EXERCISE DIRECTIONS
Reply with one number: the count of lines in the data that hold the string "panel".

(Saved entries)
□ □ □
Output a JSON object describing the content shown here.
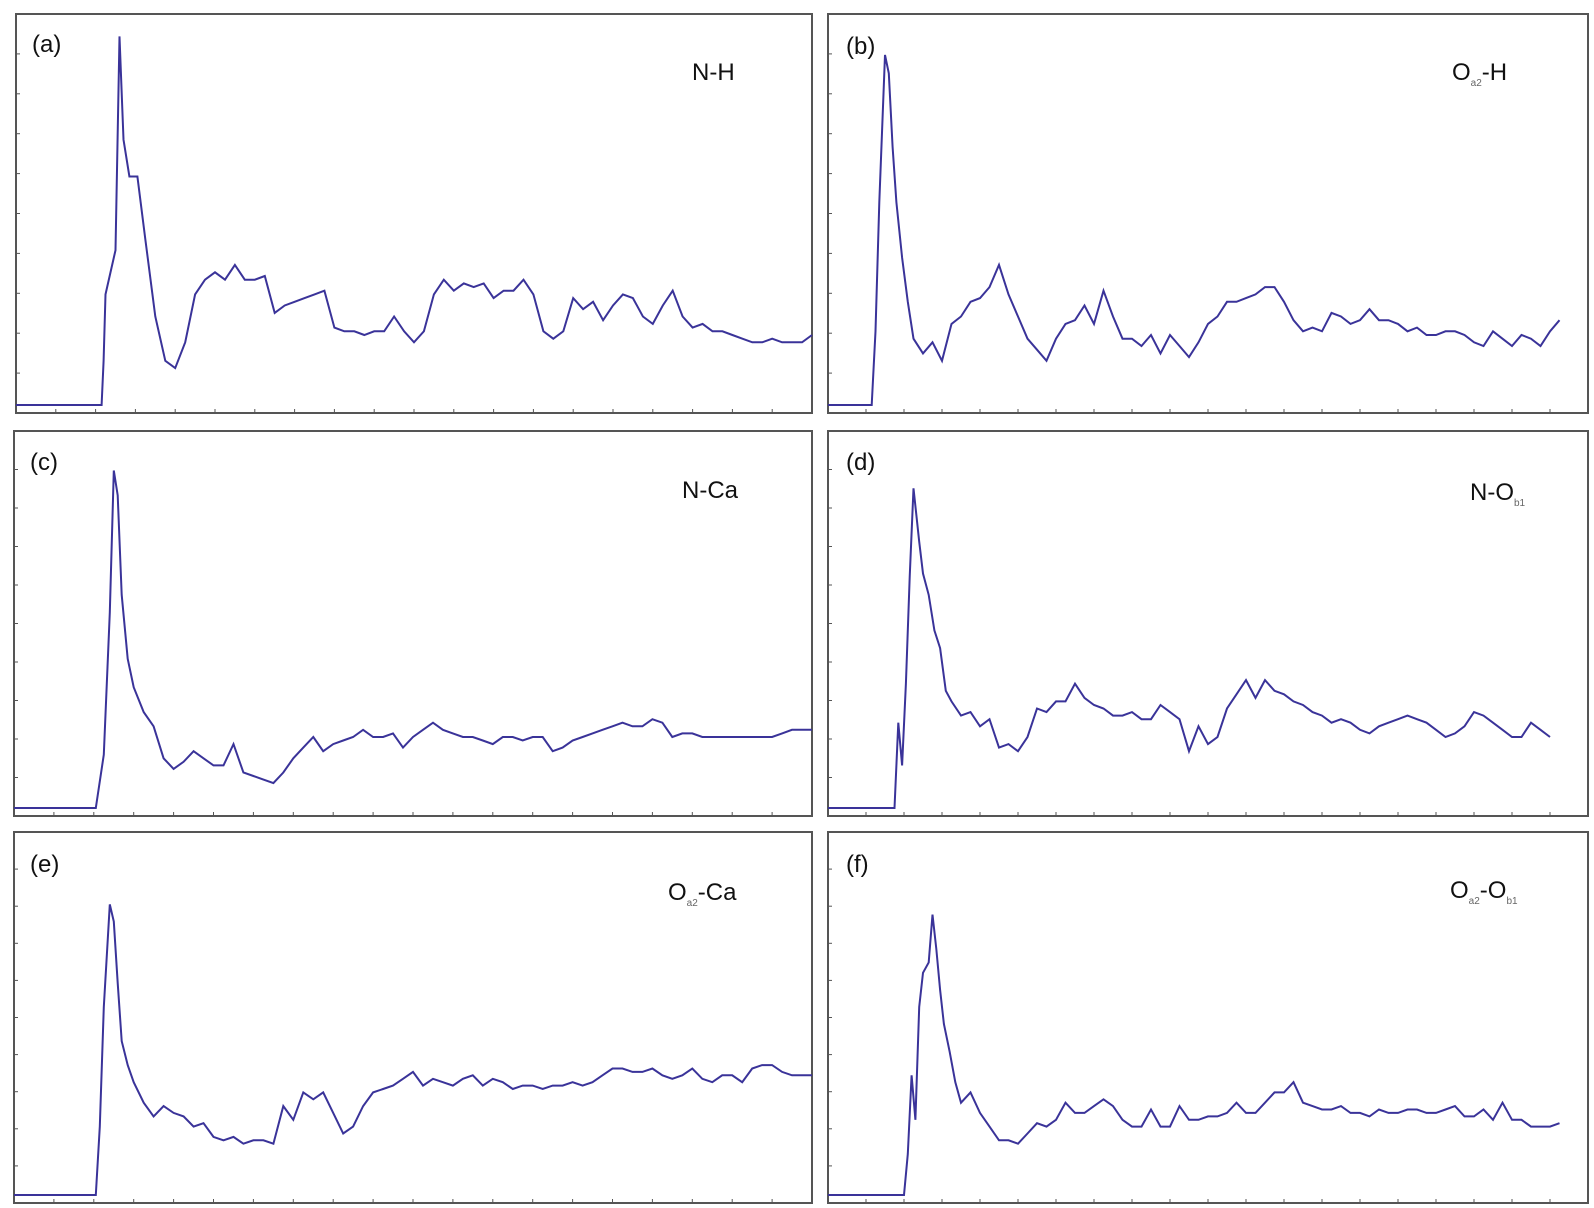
{
  "chart_data": [
    {
      "type": "line",
      "panel": "(a)",
      "label": {
        "main": "N-H",
        "sub": ""
      },
      "color": "#3a3399",
      "x": [
        0,
        0.86,
        0.88,
        0.9,
        1.0,
        1.04,
        1.08,
        1.14,
        1.22,
        1.3,
        1.4,
        1.5,
        1.6,
        1.7,
        1.8,
        1.9,
        2.0,
        2.1,
        2.2,
        2.3,
        2.4,
        2.5,
        2.6,
        2.7,
        2.8,
        2.9,
        3.0,
        3.1,
        3.2,
        3.3,
        3.4,
        3.5,
        3.6,
        3.7,
        3.8,
        3.9,
        4.0,
        4.1,
        4.2,
        4.3,
        4.4,
        4.5,
        4.6,
        4.7,
        4.8,
        4.9,
        5.0,
        5.1,
        5.2,
        5.3,
        5.4,
        5.5,
        5.6,
        5.7,
        5.8,
        5.9,
        6.0,
        6.1,
        6.2,
        6.3,
        6.4,
        6.5,
        6.6,
        6.7,
        6.8,
        6.9,
        7.0,
        7.1,
        7.2,
        7.3,
        7.4,
        7.5,
        7.6,
        7.7,
        7.8,
        7.9,
        8.0
      ],
      "y": [
        0,
        0,
        0.12,
        0.3,
        0.42,
        1.0,
        0.72,
        0.62,
        0.62,
        0.45,
        0.24,
        0.12,
        0.1,
        0.17,
        0.3,
        0.34,
        0.36,
        0.34,
        0.38,
        0.34,
        0.34,
        0.35,
        0.25,
        0.27,
        0.28,
        0.29,
        0.3,
        0.31,
        0.21,
        0.2,
        0.2,
        0.19,
        0.2,
        0.2,
        0.24,
        0.2,
        0.17,
        0.2,
        0.3,
        0.34,
        0.31,
        0.33,
        0.32,
        0.33,
        0.29,
        0.31,
        0.31,
        0.34,
        0.3,
        0.2,
        0.18,
        0.2,
        0.29,
        0.26,
        0.28,
        0.23,
        0.27,
        0.3,
        0.29,
        0.24,
        0.22,
        0.27,
        0.31,
        0.24,
        0.21,
        0.22,
        0.2,
        0.2,
        0.19,
        0.18,
        0.17,
        0.17,
        0.18,
        0.17,
        0.17,
        0.17,
        0.19
      ]
    },
    {
      "type": "line",
      "panel": "(b)",
      "label": {
        "main": "O",
        "sub": "a2",
        "tail": "-H",
        "tail_sub": ""
      },
      "color": "#3a3399",
      "x": [
        0,
        0.46,
        0.5,
        0.54,
        0.6,
        0.64,
        0.68,
        0.72,
        0.78,
        0.84,
        0.9,
        1.0,
        1.1,
        1.2,
        1.3,
        1.4,
        1.5,
        1.6,
        1.7,
        1.8,
        1.9,
        2.0,
        2.1,
        2.2,
        2.3,
        2.4,
        2.5,
        2.6,
        2.7,
        2.8,
        2.9,
        3.0,
        3.1,
        3.2,
        3.3,
        3.4,
        3.5,
        3.6,
        3.7,
        3.8,
        3.9,
        4.0,
        4.1,
        4.2,
        4.3,
        4.4,
        4.5,
        4.6,
        4.7,
        4.8,
        4.9,
        5.0,
        5.1,
        5.2,
        5.3,
        5.4,
        5.5,
        5.6,
        5.7,
        5.8,
        5.9,
        6.0,
        6.1,
        6.2,
        6.3,
        6.4,
        6.5,
        6.6,
        6.7,
        6.8,
        6.9,
        7.0,
        7.1,
        7.2,
        7.3,
        7.4,
        7.5,
        7.6,
        7.7
      ],
      "y": [
        0,
        0,
        0.2,
        0.55,
        0.95,
        0.9,
        0.7,
        0.55,
        0.4,
        0.28,
        0.18,
        0.14,
        0.17,
        0.12,
        0.22,
        0.24,
        0.28,
        0.29,
        0.32,
        0.38,
        0.3,
        0.24,
        0.18,
        0.15,
        0.12,
        0.18,
        0.22,
        0.23,
        0.27,
        0.22,
        0.31,
        0.24,
        0.18,
        0.18,
        0.16,
        0.19,
        0.14,
        0.19,
        0.16,
        0.13,
        0.17,
        0.22,
        0.24,
        0.28,
        0.28,
        0.29,
        0.3,
        0.32,
        0.32,
        0.28,
        0.23,
        0.2,
        0.21,
        0.2,
        0.25,
        0.24,
        0.22,
        0.23,
        0.26,
        0.23,
        0.23,
        0.22,
        0.2,
        0.21,
        0.19,
        0.19,
        0.2,
        0.2,
        0.19,
        0.17,
        0.16,
        0.2,
        0.18,
        0.16,
        0.19,
        0.18,
        0.16,
        0.2,
        0.23
      ]
    },
    {
      "type": "line",
      "panel": "(c)",
      "label": {
        "main": "N-Ca",
        "sub": ""
      },
      "color": "#3a3399",
      "x": [
        0,
        0.82,
        0.9,
        0.96,
        1.0,
        1.04,
        1.08,
        1.14,
        1.2,
        1.3,
        1.4,
        1.5,
        1.6,
        1.7,
        1.8,
        1.9,
        2.0,
        2.1,
        2.2,
        2.3,
        2.4,
        2.5,
        2.6,
        2.7,
        2.8,
        2.9,
        3.0,
        3.1,
        3.2,
        3.3,
        3.4,
        3.5,
        3.6,
        3.7,
        3.8,
        3.9,
        4.0,
        4.1,
        4.2,
        4.3,
        4.4,
        4.5,
        4.6,
        4.7,
        4.8,
        4.9,
        5.0,
        5.1,
        5.2,
        5.3,
        5.4,
        5.5,
        5.6,
        5.7,
        5.8,
        5.9,
        6.0,
        6.1,
        6.2,
        6.3,
        6.4,
        6.5,
        6.6,
        6.7,
        6.8,
        6.9,
        7.0,
        7.1,
        7.2,
        7.3,
        7.4,
        7.5,
        7.6,
        7.7,
        7.8,
        7.9,
        8.0
      ],
      "y": [
        0,
        0,
        0.15,
        0.55,
        0.95,
        0.88,
        0.6,
        0.42,
        0.34,
        0.27,
        0.23,
        0.14,
        0.11,
        0.13,
        0.16,
        0.14,
        0.12,
        0.12,
        0.18,
        0.1,
        0.09,
        0.08,
        0.07,
        0.1,
        0.14,
        0.17,
        0.2,
        0.16,
        0.18,
        0.19,
        0.2,
        0.22,
        0.2,
        0.2,
        0.21,
        0.17,
        0.2,
        0.22,
        0.24,
        0.22,
        0.21,
        0.2,
        0.2,
        0.19,
        0.18,
        0.2,
        0.2,
        0.19,
        0.2,
        0.2,
        0.16,
        0.17,
        0.19,
        0.2,
        0.21,
        0.22,
        0.23,
        0.24,
        0.23,
        0.23,
        0.25,
        0.24,
        0.2,
        0.21,
        0.21,
        0.2,
        0.2,
        0.2,
        0.2,
        0.2,
        0.2,
        0.2,
        0.2,
        0.21,
        0.22,
        0.22,
        0.22
      ]
    },
    {
      "type": "line",
      "panel": "(d)",
      "label": {
        "main": "N-O",
        "sub": "b1"
      },
      "color": "#3a3399",
      "x": [
        0,
        0.7,
        0.74,
        0.78,
        0.82,
        0.86,
        0.9,
        0.96,
        1.0,
        1.06,
        1.12,
        1.18,
        1.24,
        1.3,
        1.4,
        1.5,
        1.6,
        1.7,
        1.8,
        1.9,
        2.0,
        2.1,
        2.2,
        2.3,
        2.4,
        2.5,
        2.6,
        2.7,
        2.8,
        2.9,
        3.0,
        3.1,
        3.2,
        3.3,
        3.4,
        3.5,
        3.6,
        3.7,
        3.8,
        3.9,
        4.0,
        4.1,
        4.2,
        4.3,
        4.4,
        4.5,
        4.6,
        4.7,
        4.8,
        4.9,
        5.0,
        5.1,
        5.2,
        5.3,
        5.4,
        5.5,
        5.6,
        5.7,
        5.8,
        5.9,
        6.0,
        6.1,
        6.2,
        6.3,
        6.4,
        6.5,
        6.6,
        6.7,
        6.8,
        6.9,
        7.0,
        7.1,
        7.2,
        7.3,
        7.4,
        7.5,
        7.6
      ],
      "y": [
        0,
        0,
        0.24,
        0.12,
        0.35,
        0.65,
        0.9,
        0.75,
        0.66,
        0.6,
        0.5,
        0.45,
        0.33,
        0.3,
        0.26,
        0.27,
        0.23,
        0.25,
        0.17,
        0.18,
        0.16,
        0.2,
        0.28,
        0.27,
        0.3,
        0.3,
        0.35,
        0.31,
        0.29,
        0.28,
        0.26,
        0.26,
        0.27,
        0.25,
        0.25,
        0.29,
        0.27,
        0.25,
        0.16,
        0.23,
        0.18,
        0.2,
        0.28,
        0.32,
        0.36,
        0.31,
        0.36,
        0.33,
        0.32,
        0.3,
        0.29,
        0.27,
        0.26,
        0.24,
        0.25,
        0.24,
        0.22,
        0.21,
        0.23,
        0.24,
        0.25,
        0.26,
        0.25,
        0.24,
        0.22,
        0.2,
        0.21,
        0.23,
        0.27,
        0.26,
        0.24,
        0.22,
        0.2,
        0.2,
        0.24,
        0.22,
        0.2
      ]
    },
    {
      "type": "line",
      "panel": "(e)",
      "label": {
        "main": "O",
        "sub": "a2",
        "tail": "-Ca",
        "tail_sub": ""
      },
      "color": "#3a3399",
      "x": [
        0,
        0.82,
        0.86,
        0.9,
        0.96,
        1.0,
        1.04,
        1.08,
        1.14,
        1.2,
        1.3,
        1.4,
        1.5,
        1.6,
        1.7,
        1.8,
        1.9,
        2.0,
        2.1,
        2.2,
        2.3,
        2.4,
        2.5,
        2.6,
        2.7,
        2.8,
        2.9,
        3.0,
        3.1,
        3.2,
        3.3,
        3.4,
        3.5,
        3.6,
        3.7,
        3.8,
        3.9,
        4.0,
        4.1,
        4.2,
        4.3,
        4.4,
        4.5,
        4.6,
        4.7,
        4.8,
        4.9,
        5.0,
        5.1,
        5.2,
        5.3,
        5.4,
        5.5,
        5.6,
        5.7,
        5.8,
        5.9,
        6.0,
        6.1,
        6.2,
        6.3,
        6.4,
        6.5,
        6.6,
        6.7,
        6.8,
        6.9,
        7.0,
        7.1,
        7.2,
        7.3,
        7.4,
        7.5,
        7.6,
        7.7,
        7.8,
        7.9,
        8.0
      ],
      "y": [
        0,
        0,
        0.2,
        0.55,
        0.85,
        0.8,
        0.62,
        0.45,
        0.38,
        0.33,
        0.27,
        0.23,
        0.26,
        0.24,
        0.23,
        0.2,
        0.21,
        0.17,
        0.16,
        0.17,
        0.15,
        0.16,
        0.16,
        0.15,
        0.26,
        0.22,
        0.3,
        0.28,
        0.3,
        0.24,
        0.18,
        0.2,
        0.26,
        0.3,
        0.31,
        0.32,
        0.34,
        0.36,
        0.32,
        0.34,
        0.33,
        0.32,
        0.34,
        0.35,
        0.32,
        0.34,
        0.33,
        0.31,
        0.32,
        0.32,
        0.31,
        0.32,
        0.32,
        0.33,
        0.32,
        0.33,
        0.35,
        0.37,
        0.37,
        0.36,
        0.36,
        0.37,
        0.35,
        0.34,
        0.35,
        0.37,
        0.34,
        0.33,
        0.35,
        0.35,
        0.33,
        0.37,
        0.38,
        0.38,
        0.36,
        0.35,
        0.35,
        0.35
      ]
    },
    {
      "type": "line",
      "panel": "(f)",
      "label": {
        "main": "O",
        "sub": "a2",
        "tail": "-O",
        "tail_sub": "b1"
      },
      "color": "#3a3399",
      "x": [
        0,
        0.8,
        0.84,
        0.88,
        0.92,
        0.96,
        1.0,
        1.06,
        1.1,
        1.14,
        1.18,
        1.22,
        1.28,
        1.34,
        1.4,
        1.5,
        1.6,
        1.7,
        1.8,
        1.9,
        2.0,
        2.1,
        2.2,
        2.3,
        2.4,
        2.5,
        2.6,
        2.7,
        2.8,
        2.9,
        3.0,
        3.1,
        3.2,
        3.3,
        3.4,
        3.5,
        3.6,
        3.7,
        3.8,
        3.9,
        4.0,
        4.1,
        4.2,
        4.3,
        4.4,
        4.5,
        4.6,
        4.7,
        4.8,
        4.9,
        5.0,
        5.1,
        5.2,
        5.3,
        5.4,
        5.5,
        5.6,
        5.7,
        5.8,
        5.9,
        6.0,
        6.1,
        6.2,
        6.3,
        6.4,
        6.5,
        6.6,
        6.7,
        6.8,
        6.9,
        7.0,
        7.1,
        7.2,
        7.3,
        7.4,
        7.5,
        7.6,
        7.7
      ],
      "y": [
        0,
        0,
        0.12,
        0.35,
        0.22,
        0.55,
        0.65,
        0.68,
        0.82,
        0.72,
        0.6,
        0.5,
        0.42,
        0.33,
        0.27,
        0.3,
        0.24,
        0.2,
        0.16,
        0.16,
        0.15,
        0.18,
        0.21,
        0.2,
        0.22,
        0.27,
        0.24,
        0.24,
        0.26,
        0.28,
        0.26,
        0.22,
        0.2,
        0.2,
        0.25,
        0.2,
        0.2,
        0.26,
        0.22,
        0.22,
        0.23,
        0.23,
        0.24,
        0.27,
        0.24,
        0.24,
        0.27,
        0.3,
        0.3,
        0.33,
        0.27,
        0.26,
        0.25,
        0.25,
        0.26,
        0.24,
        0.24,
        0.23,
        0.25,
        0.24,
        0.24,
        0.25,
        0.25,
        0.24,
        0.24,
        0.25,
        0.26,
        0.23,
        0.23,
        0.25,
        0.22,
        0.27,
        0.22,
        0.22,
        0.2,
        0.2,
        0.2,
        0.21
      ]
    }
  ]
}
□ □ □
COMPLETE ANSWER
6